◆ WHAT YOU ARE ASKED TO DO
Of all the lines in the records below, how many hold the word "负责合同履行"? Give the number alone.

◆ RECORDED DATA
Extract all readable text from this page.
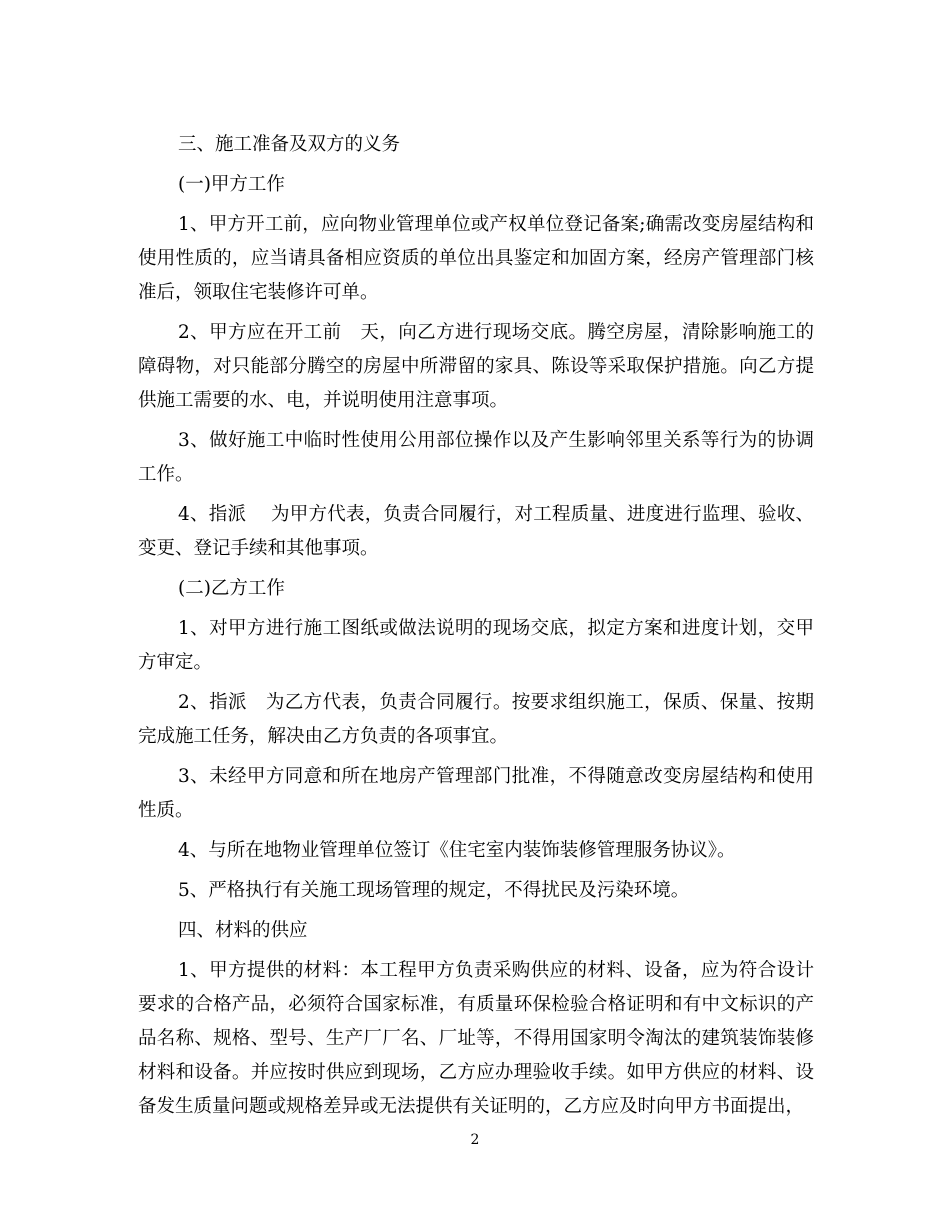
三、施工准备及双方的义务

(一)甲方工作

1、甲方开工前，应向物业管理单位或产权单位登记备案;确需改变房屋结构和使用性质的，应当请具备相应资质的单位出具鉴定和加固方案，经房产管理部门核准后，领取住宅装修许可单。

2、甲方应在开工前　天，向乙方进行现场交底。腾空房屋，清除影响施工的障碍物，对只能部分腾空的房屋中所滞留的家具、陈设等采取保护措施。向乙方提供施工需要的水、电，并说明使用注意事项。

3、做好施工中临时性使用公用部位操作以及产生影响邻里关系等行为的协调工作。

4、指派　 为甲方代表，负责合同履行，对工程质量、进度进行监理、验收、变更、登记手续和其他事项。

(二)乙方工作

1、对甲方进行施工图纸或做法说明的现场交底，拟定方案和进度计划，交甲方审定。

2、指派　为乙方代表，负责合同履行。按要求组织施工，保质、保量、按期完成施工任务，解决由乙方负责的各项事宜。

3、未经甲方同意和所在地房产管理部门批准，不得随意改变房屋结构和使用性质。

4、与所在地物业管理单位签订《住宅室内装饰装修管理服务协议》。

5、严格执行有关施工现场管理的规定，不得扰民及污染环境。

四、材料的供应

1、甲方提供的材料：本工程甲方负责采购供应的材料、设备，应为符合设计要求的合格产品，必须符合国家标准，有质量环保检验合格证明和有中文标识的产品名称、规格、型号、生产厂厂名、厂址等，不得用国家明令淘汰的建筑装饰装修材料和设备。并应按时供应到现场，乙方应办理验收手续。如甲方供应的材料、设备发生质量问题或规格差异或无法提供有关证明的，乙方应及时向甲方书面提出，

2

◆ THE RESULT
2